:: Extracted records

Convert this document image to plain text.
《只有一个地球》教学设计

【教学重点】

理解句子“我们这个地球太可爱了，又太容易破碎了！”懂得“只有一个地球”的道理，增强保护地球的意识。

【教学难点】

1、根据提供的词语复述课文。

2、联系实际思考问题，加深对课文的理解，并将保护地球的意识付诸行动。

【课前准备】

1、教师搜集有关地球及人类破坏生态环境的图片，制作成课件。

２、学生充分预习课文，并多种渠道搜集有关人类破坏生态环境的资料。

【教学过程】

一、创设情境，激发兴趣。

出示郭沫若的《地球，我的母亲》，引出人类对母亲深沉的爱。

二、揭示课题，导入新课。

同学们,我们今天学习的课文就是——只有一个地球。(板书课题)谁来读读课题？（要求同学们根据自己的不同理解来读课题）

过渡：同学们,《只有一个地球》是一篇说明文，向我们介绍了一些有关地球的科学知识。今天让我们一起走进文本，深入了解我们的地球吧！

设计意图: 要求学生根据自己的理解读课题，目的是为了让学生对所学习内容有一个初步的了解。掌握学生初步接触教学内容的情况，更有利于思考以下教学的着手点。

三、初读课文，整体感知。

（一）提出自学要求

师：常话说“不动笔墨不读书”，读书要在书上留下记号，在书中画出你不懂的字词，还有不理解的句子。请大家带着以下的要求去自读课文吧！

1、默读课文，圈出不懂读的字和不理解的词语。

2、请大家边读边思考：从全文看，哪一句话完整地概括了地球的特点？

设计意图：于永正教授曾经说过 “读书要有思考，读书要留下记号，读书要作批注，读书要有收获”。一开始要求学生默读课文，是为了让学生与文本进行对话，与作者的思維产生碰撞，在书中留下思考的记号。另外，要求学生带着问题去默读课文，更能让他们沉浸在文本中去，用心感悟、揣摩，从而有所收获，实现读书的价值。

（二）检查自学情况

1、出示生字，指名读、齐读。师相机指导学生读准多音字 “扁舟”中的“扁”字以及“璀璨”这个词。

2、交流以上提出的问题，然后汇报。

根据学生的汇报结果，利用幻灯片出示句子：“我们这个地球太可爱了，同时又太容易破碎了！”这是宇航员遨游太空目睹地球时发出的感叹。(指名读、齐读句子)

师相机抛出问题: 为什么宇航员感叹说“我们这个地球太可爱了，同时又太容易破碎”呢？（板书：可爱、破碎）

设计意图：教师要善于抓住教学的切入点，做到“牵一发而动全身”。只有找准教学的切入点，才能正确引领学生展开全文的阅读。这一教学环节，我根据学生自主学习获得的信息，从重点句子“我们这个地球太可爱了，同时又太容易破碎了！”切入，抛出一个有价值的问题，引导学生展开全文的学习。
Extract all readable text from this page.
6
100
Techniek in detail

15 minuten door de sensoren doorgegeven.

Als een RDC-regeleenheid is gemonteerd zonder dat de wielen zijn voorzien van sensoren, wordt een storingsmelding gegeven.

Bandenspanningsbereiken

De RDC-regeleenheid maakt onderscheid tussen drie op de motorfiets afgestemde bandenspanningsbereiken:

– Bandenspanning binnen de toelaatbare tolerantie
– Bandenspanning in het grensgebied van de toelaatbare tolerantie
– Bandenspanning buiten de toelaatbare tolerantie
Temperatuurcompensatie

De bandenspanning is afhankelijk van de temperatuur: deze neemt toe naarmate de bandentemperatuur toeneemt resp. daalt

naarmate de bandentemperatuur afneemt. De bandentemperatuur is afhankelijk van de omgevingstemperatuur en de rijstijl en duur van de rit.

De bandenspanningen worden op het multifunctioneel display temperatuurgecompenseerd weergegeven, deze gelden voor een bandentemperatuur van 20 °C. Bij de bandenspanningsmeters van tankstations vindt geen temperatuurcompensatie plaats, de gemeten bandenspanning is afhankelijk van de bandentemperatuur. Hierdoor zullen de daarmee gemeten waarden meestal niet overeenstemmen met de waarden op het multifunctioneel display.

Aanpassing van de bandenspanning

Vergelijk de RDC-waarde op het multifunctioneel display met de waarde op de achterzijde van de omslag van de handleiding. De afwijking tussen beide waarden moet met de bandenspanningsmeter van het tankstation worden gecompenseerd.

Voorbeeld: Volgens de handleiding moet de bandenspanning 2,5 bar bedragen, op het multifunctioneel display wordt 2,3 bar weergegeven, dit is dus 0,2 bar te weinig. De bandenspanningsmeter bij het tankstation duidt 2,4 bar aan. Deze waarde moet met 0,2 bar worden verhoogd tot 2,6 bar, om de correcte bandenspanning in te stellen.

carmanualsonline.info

::::

— What needs to be done —
Above are the records; retype them all without a single difference.

— Exercise response —
Convert this document image to plain text.
《只有一个地球》教学设计

【教学重点】

理解句子“我们这个地球太可爱了，又太容易破碎了！”懂得“只有一个地球”的道理，增强保护地球的意识。

【教学难点】

1、根据提供的词语复述课文。

2、联系实际思考问题，加深对课文的理解，并将保护地球的意识付诸行动。

【课前准备】

1、教师搜集有关地球及人类破坏生态环境的图片，制作成课件。

２、学生充分预习课文，并多种渠道搜集有关人类破坏生态环境的资料。

【教学过程】

一、创设情境，激发兴趣。

出示郭沫若的《地球，我的母亲》，引出人类对母亲深沉的爱。

二、揭示课题，导入新课。

同学们,我们今天学习的课文就是——只有一个地球。(板书课题)谁来读读课题？（要求同学们根据自己的不同理解来读课题）

过渡：同学们,《只有一个地球》是一篇说明文，向我们介绍了一些有关地球的科学知识。今天让我们一起走进文本，深入了解我们的地球吧！

设计意图: 要求学生根据自己的理解读课题，目的是为了让学生对所学习内容有一个初步的了解。掌握学生初步接触教学内容的情况，更有利于思考以下教学的着手点。

三、初读课文，整体感知。

（一）提出自学要求

师：常话说“不动笔墨不读书”，读书要在书上留下记号，在书中画出你不懂的字词，还有不理解的句子。请大家带着以下的要求去自读课文吧！

1、默读课文，圈出不懂读的字和不理解的词语。

2、请大家边读边思考：从全文看，哪一句话完整地概括了地球的特点？

设计意图：于永正教授曾经说过 “读书要有思考，读书要留下记号，读书要作批注，读书要有收获”。一开始要求学生默读课文，是为了让学生与文本进行对话，与作者的思維产生碰撞，在书中留下思考的记号。另外，要求学生带着问题去默读课文，更能让他们沉浸在文本中去，用心感悟、揣摩，从而有所收获，实现读书的价值。

（二）检查自学情况

1、出示生字，指名读、齐读。师相机指导学生读准多音字 “扁舟”中的“扁”字以及“璀璨”这个词。

2、交流以上提出的问题，然后汇报。

根据学生的汇报结果，利用幻灯片出示句子：“我们这个地球太可爱了，同时又太容易破碎了！”这是宇航员遨游太空目睹地球时发出的感叹。(指名读、齐读句子)

师相机抛出问题: 为什么宇航员感叹说“我们这个地球太可爱了，同时又太容易破碎”呢？（板书：可爱、破碎）

设计意图：教师要善于抓住教学的切入点，做到“牵一发而动全身”。只有找准教学的切入点，才能正确引领学生展开全文的阅读。这一教学环节，我根据学生自主学习获得的信息，从重点句子“我们这个地球太可爱了，同时又太容易破碎了！”切入，抛出一个有价值的问题，引导学生展开全文的学习。
Extract all readable text from this page.
6
100
Techniek in detail

15 minuten door de sensoren doorgegeven.

Als een RDC-regeleenheid is gemonteerd zonder dat de wielen zijn voorzien van sensoren, wordt een storingsmelding gegeven.

Bandenspanningsbereiken

De RDC-regeleenheid maakt onderscheid tussen drie op de motorfiets afgestemde bandenspanningsbereiken:

– Bandenspanning binnen de toelaatbare tolerantie
– Bandenspanning in het grensgebied van de toelaatbare tolerantie
– Bandenspanning buiten de toelaatbare tolerantie
Temperatuurcompensatie

De bandenspanning is afhankelijk van de temperatuur: deze neemt toe naarmate de bandentemperatuur toeneemt resp. daalt

naarmate de bandentemperatuur afneemt. De bandentemperatuur is afhankelijk van de omgevingstemperatuur en de rijstijl en duur van de rit.

De bandenspanningen worden op het multifunctioneel display temperatuurgecompenseerd weergegeven, deze gelden voor een bandentemperatuur van 20 °C. Bij de bandenspanningsmeters van tankstations vindt geen temperatuurcompensatie plaats, de gemeten bandenspanning is afhankelijk van de bandentemperatuur. Hierdoor zullen de daarmee gemeten waarden meestal niet overeenstemmen met de waarden op het multifunctioneel display.

Aanpassing van de bandenspanning

Vergelijk de RDC-waarde op het multifunctioneel display met de waarde op de achterzijde van de omslag van de handleiding. De afwijking tussen beide waarden moet met de bandenspanningsmeter van het tankstation worden gecompenseerd.

Voorbeeld: Volgens de handleiding moet de bandenspanning 2,5 bar bedragen, op het multifunctioneel display wordt 2,3 bar weergegeven, dit is dus 0,2 bar te weinig. De bandenspanningsmeter bij het tankstation duidt 2,4 bar aan. Deze waarde moet met 0,2 bar worden verhoogd tot 2,6 bar, om de correcte bandenspanning in te stellen.

carmanualsonline.info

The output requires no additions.